_DESCRIPTION OF THE TASK:_ All of the data should be repeated exactly; pictures are not part of the copy.

_Extracted records:_
___

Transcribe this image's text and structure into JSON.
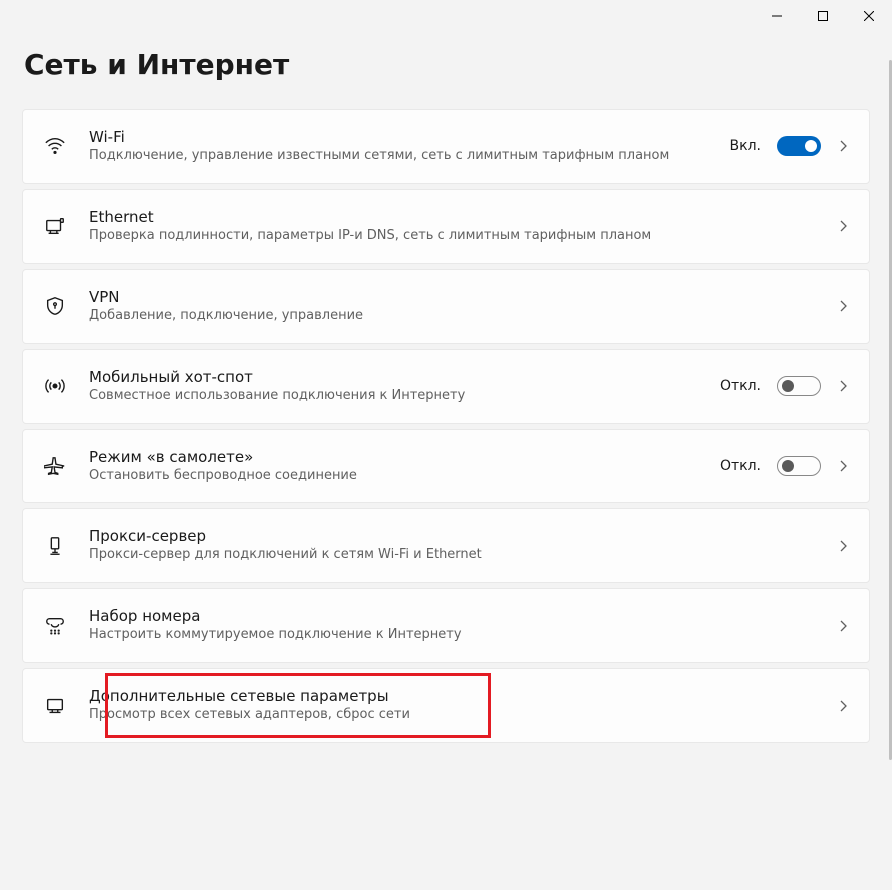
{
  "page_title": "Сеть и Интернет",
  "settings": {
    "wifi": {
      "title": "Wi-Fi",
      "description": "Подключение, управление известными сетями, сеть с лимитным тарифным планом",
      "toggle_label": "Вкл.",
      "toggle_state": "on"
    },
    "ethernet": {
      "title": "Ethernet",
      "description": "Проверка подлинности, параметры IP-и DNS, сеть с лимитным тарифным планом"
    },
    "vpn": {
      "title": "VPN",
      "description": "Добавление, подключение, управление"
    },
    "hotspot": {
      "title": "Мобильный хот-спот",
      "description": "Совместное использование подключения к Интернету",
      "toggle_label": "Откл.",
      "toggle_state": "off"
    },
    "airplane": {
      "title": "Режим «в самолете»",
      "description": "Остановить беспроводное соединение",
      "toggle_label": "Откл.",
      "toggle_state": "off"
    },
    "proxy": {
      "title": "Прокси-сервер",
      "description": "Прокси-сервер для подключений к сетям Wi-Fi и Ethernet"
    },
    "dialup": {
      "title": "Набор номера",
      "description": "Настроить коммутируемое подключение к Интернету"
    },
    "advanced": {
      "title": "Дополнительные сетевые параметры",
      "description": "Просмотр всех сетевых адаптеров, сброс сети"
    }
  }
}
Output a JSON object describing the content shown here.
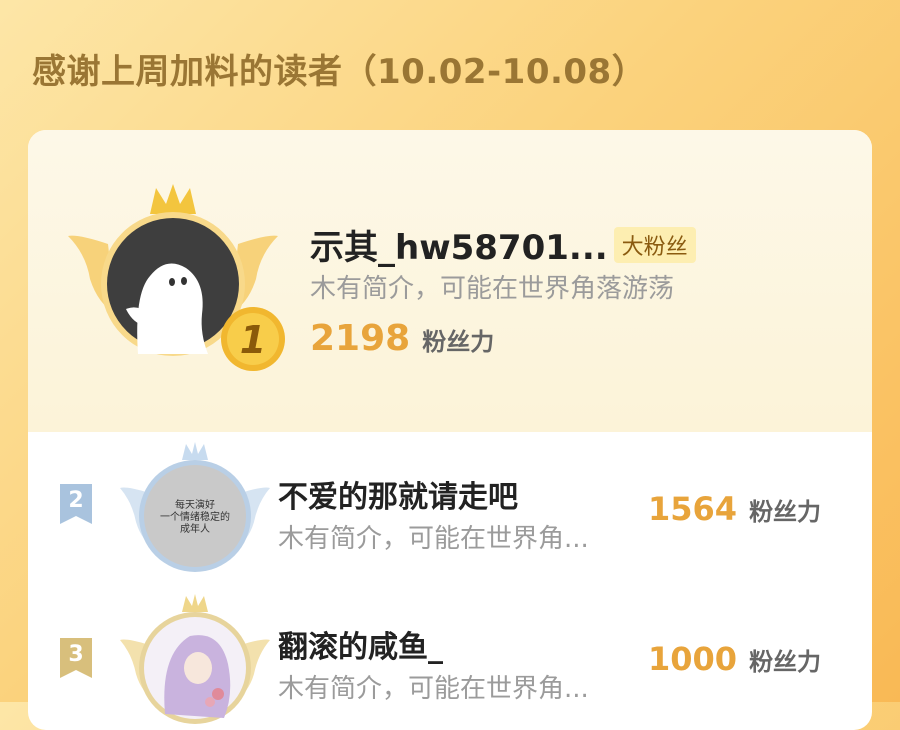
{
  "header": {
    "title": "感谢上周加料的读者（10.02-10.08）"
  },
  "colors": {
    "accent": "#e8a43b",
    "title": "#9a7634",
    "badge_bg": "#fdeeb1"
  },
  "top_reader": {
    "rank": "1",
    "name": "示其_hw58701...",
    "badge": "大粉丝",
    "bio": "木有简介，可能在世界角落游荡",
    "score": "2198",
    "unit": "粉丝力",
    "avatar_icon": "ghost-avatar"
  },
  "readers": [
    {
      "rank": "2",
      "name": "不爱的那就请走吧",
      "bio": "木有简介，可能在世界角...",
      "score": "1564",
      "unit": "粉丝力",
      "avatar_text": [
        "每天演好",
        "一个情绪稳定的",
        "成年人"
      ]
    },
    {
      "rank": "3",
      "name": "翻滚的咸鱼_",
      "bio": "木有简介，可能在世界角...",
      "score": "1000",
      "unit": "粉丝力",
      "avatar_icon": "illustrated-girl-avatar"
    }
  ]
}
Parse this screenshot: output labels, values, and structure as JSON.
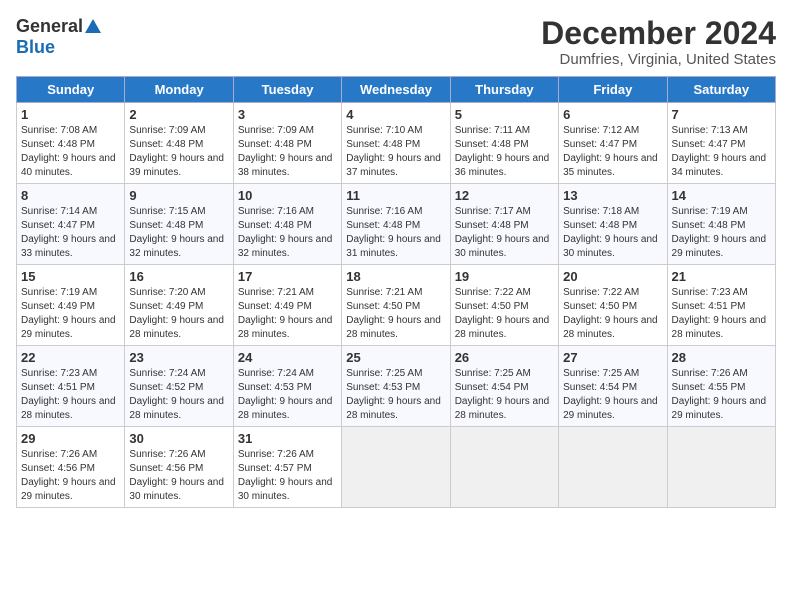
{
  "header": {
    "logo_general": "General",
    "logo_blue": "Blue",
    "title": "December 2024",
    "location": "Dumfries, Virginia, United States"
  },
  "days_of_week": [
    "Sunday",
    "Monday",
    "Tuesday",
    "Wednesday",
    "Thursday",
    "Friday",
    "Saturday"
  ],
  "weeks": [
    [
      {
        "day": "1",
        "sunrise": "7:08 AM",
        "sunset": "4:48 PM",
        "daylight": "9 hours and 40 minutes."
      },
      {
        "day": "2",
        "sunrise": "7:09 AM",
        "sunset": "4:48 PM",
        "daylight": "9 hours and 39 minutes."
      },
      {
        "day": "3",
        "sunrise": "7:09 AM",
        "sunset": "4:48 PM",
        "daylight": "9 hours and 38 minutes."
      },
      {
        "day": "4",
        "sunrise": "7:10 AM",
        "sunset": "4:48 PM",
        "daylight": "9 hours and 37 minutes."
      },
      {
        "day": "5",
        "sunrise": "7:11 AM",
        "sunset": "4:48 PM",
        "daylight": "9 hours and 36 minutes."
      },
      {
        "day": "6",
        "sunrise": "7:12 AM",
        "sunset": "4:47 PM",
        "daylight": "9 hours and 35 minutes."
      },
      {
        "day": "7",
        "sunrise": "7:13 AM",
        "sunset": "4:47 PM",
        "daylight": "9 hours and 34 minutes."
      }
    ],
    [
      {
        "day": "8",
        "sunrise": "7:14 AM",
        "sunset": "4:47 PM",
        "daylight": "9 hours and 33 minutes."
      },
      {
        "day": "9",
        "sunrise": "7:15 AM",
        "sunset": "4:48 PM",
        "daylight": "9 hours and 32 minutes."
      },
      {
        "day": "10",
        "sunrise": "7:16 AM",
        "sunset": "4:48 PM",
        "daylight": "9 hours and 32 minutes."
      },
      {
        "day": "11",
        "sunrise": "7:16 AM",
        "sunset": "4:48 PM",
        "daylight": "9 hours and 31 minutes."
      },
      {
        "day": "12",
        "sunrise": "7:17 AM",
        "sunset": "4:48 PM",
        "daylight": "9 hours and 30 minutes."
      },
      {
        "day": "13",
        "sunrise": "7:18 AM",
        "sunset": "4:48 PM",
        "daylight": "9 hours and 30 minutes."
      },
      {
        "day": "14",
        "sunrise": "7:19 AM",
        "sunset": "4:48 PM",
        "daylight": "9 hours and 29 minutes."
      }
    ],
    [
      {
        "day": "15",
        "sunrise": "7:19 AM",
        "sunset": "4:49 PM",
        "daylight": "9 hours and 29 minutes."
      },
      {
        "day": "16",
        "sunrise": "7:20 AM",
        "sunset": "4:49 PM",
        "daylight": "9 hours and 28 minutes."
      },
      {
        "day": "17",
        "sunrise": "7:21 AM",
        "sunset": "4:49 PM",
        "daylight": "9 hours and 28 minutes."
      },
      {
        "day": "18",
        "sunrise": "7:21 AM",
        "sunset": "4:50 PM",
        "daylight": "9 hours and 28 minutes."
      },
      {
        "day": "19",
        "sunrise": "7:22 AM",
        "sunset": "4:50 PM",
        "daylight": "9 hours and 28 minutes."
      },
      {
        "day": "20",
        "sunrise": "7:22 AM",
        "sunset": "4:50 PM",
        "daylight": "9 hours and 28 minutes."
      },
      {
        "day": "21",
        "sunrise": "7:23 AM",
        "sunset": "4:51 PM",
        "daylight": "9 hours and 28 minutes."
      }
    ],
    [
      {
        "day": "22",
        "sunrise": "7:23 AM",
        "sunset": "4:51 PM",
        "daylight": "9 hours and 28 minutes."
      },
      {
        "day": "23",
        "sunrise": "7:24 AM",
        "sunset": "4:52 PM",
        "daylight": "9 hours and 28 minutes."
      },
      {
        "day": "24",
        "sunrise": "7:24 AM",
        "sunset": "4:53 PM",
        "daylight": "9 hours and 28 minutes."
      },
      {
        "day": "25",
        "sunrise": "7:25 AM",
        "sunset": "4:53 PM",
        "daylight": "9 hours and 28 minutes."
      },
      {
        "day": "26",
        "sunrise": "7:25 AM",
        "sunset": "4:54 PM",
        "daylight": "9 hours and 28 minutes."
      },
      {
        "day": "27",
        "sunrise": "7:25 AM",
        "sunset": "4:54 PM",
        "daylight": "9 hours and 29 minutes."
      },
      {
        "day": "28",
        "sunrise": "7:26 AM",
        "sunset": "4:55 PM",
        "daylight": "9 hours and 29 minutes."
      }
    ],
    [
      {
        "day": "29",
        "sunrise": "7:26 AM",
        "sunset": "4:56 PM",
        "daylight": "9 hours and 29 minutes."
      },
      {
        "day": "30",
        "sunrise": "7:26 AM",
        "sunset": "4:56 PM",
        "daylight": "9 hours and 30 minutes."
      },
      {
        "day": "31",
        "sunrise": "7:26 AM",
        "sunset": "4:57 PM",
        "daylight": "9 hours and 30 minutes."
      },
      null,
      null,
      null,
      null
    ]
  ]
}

___

_EXPECTED ANSWER:_
Transcribe this image's text and structure into JSON.
{
  "page_title": "Сеть и Интернет",
  "settings": {
    "wifi": {
      "title": "Wi-Fi",
      "description": "Подключение, управление известными сетями, сеть с лимитным тарифным планом",
      "toggle_label": "Вкл.",
      "toggle_state": "on"
    },
    "ethernet": {
      "title": "Ethernet",
      "description": "Проверка подлинности, параметры IP-и DNS, сеть с лимитным тарифным планом"
    },
    "vpn": {
      "title": "VPN",
      "description": "Добавление, подключение, управление"
    },
    "hotspot": {
      "title": "Мобильный хот-спот",
      "description": "Совместное использование подключения к Интернету",
      "toggle_label": "Откл.",
      "toggle_state": "off"
    },
    "airplane": {
      "title": "Режим «в самолете»",
      "description": "Остановить беспроводное соединение",
      "toggle_label": "Откл.",
      "toggle_state": "off"
    },
    "proxy": {
      "title": "Прокси-сервер",
      "description": "Прокси-сервер для подключений к сетям Wi-Fi и Ethernet"
    },
    "dialup": {
      "title": "Набор номера",
      "description": "Настроить коммутируемое подключение к Интернету"
    },
    "advanced": {
      "title": "Дополнительные сетевые параметры",
      "description": "Просмотр всех сетевых адаптеров, сброс сети"
    }
  }
}
Output a JSON object describing the content shown here.
{
  "header": {
    "title": "感谢上周加料的读者（10.02-10.08）"
  },
  "colors": {
    "accent": "#e8a43b",
    "title": "#9a7634",
    "badge_bg": "#fdeeb1"
  },
  "top_reader": {
    "rank": "1",
    "name": "示其_hw58701...",
    "badge": "大粉丝",
    "bio": "木有简介，可能在世界角落游荡",
    "score": "2198",
    "unit": "粉丝力",
    "avatar_icon": "ghost-avatar"
  },
  "readers": [
    {
      "rank": "2",
      "name": "不爱的那就请走吧",
      "bio": "木有简介，可能在世界角...",
      "score": "1564",
      "unit": "粉丝力",
      "avatar_text": [
        "每天演好",
        "一个情绪稳定的",
        "成年人"
      ]
    },
    {
      "rank": "3",
      "name": "翻滚的咸鱼_",
      "bio": "木有简介，可能在世界角...",
      "score": "1000",
      "unit": "粉丝力",
      "avatar_icon": "illustrated-girl-avatar"
    }
  ]
}
Parse this screenshot: output labels, values, and structure as JSON.
{
  "header": {
    "logo_general": "General",
    "logo_blue": "Blue",
    "title": "December 2024",
    "location": "Dumfries, Virginia, United States"
  },
  "days_of_week": [
    "Sunday",
    "Monday",
    "Tuesday",
    "Wednesday",
    "Thursday",
    "Friday",
    "Saturday"
  ],
  "weeks": [
    [
      {
        "day": "1",
        "sunrise": "7:08 AM",
        "sunset": "4:48 PM",
        "daylight": "9 hours and 40 minutes."
      },
      {
        "day": "2",
        "sunrise": "7:09 AM",
        "sunset": "4:48 PM",
        "daylight": "9 hours and 39 minutes."
      },
      {
        "day": "3",
        "sunrise": "7:09 AM",
        "sunset": "4:48 PM",
        "daylight": "9 hours and 38 minutes."
      },
      {
        "day": "4",
        "sunrise": "7:10 AM",
        "sunset": "4:48 PM",
        "daylight": "9 hours and 37 minutes."
      },
      {
        "day": "5",
        "sunrise": "7:11 AM",
        "sunset": "4:48 PM",
        "daylight": "9 hours and 36 minutes."
      },
      {
        "day": "6",
        "sunrise": "7:12 AM",
        "sunset": "4:47 PM",
        "daylight": "9 hours and 35 minutes."
      },
      {
        "day": "7",
        "sunrise": "7:13 AM",
        "sunset": "4:47 PM",
        "daylight": "9 hours and 34 minutes."
      }
    ],
    [
      {
        "day": "8",
        "sunrise": "7:14 AM",
        "sunset": "4:47 PM",
        "daylight": "9 hours and 33 minutes."
      },
      {
        "day": "9",
        "sunrise": "7:15 AM",
        "sunset": "4:48 PM",
        "daylight": "9 hours and 32 minutes."
      },
      {
        "day": "10",
        "sunrise": "7:16 AM",
        "sunset": "4:48 PM",
        "daylight": "9 hours and 32 minutes."
      },
      {
        "day": "11",
        "sunrise": "7:16 AM",
        "sunset": "4:48 PM",
        "daylight": "9 hours and 31 minutes."
      },
      {
        "day": "12",
        "sunrise": "7:17 AM",
        "sunset": "4:48 PM",
        "daylight": "9 hours and 30 minutes."
      },
      {
        "day": "13",
        "sunrise": "7:18 AM",
        "sunset": "4:48 PM",
        "daylight": "9 hours and 30 minutes."
      },
      {
        "day": "14",
        "sunrise": "7:19 AM",
        "sunset": "4:48 PM",
        "daylight": "9 hours and 29 minutes."
      }
    ],
    [
      {
        "day": "15",
        "sunrise": "7:19 AM",
        "sunset": "4:49 PM",
        "daylight": "9 hours and 29 minutes."
      },
      {
        "day": "16",
        "sunrise": "7:20 AM",
        "sunset": "4:49 PM",
        "daylight": "9 hours and 28 minutes."
      },
      {
        "day": "17",
        "sunrise": "7:21 AM",
        "sunset": "4:49 PM",
        "daylight": "9 hours and 28 minutes."
      },
      {
        "day": "18",
        "sunrise": "7:21 AM",
        "sunset": "4:50 PM",
        "daylight": "9 hours and 28 minutes."
      },
      {
        "day": "19",
        "sunrise": "7:22 AM",
        "sunset": "4:50 PM",
        "daylight": "9 hours and 28 minutes."
      },
      {
        "day": "20",
        "sunrise": "7:22 AM",
        "sunset": "4:50 PM",
        "daylight": "9 hours and 28 minutes."
      },
      {
        "day": "21",
        "sunrise": "7:23 AM",
        "sunset": "4:51 PM",
        "daylight": "9 hours and 28 minutes."
      }
    ],
    [
      {
        "day": "22",
        "sunrise": "7:23 AM",
        "sunset": "4:51 PM",
        "daylight": "9 hours and 28 minutes."
      },
      {
        "day": "23",
        "sunrise": "7:24 AM",
        "sunset": "4:52 PM",
        "daylight": "9 hours and 28 minutes."
      },
      {
        "day": "24",
        "sunrise": "7:24 AM",
        "sunset": "4:53 PM",
        "daylight": "9 hours and 28 minutes."
      },
      {
        "day": "25",
        "sunrise": "7:25 AM",
        "sunset": "4:53 PM",
        "daylight": "9 hours and 28 minutes."
      },
      {
        "day": "26",
        "sunrise": "7:25 AM",
        "sunset": "4:54 PM",
        "daylight": "9 hours and 28 minutes."
      },
      {
        "day": "27",
        "sunrise": "7:25 AM",
        "sunset": "4:54 PM",
        "daylight": "9 hours and 29 minutes."
      },
      {
        "day": "28",
        "sunrise": "7:26 AM",
        "sunset": "4:55 PM",
        "daylight": "9 hours and 29 minutes."
      }
    ],
    [
      {
        "day": "29",
        "sunrise": "7:26 AM",
        "sunset": "4:56 PM",
        "daylight": "9 hours and 29 minutes."
      },
      {
        "day": "30",
        "sunrise": "7:26 AM",
        "sunset": "4:56 PM",
        "daylight": "9 hours and 30 minutes."
      },
      {
        "day": "31",
        "sunrise": "7:26 AM",
        "sunset": "4:57 PM",
        "daylight": "9 hours and 30 minutes."
      },
      null,
      null,
      null,
      null
    ]
  ]
}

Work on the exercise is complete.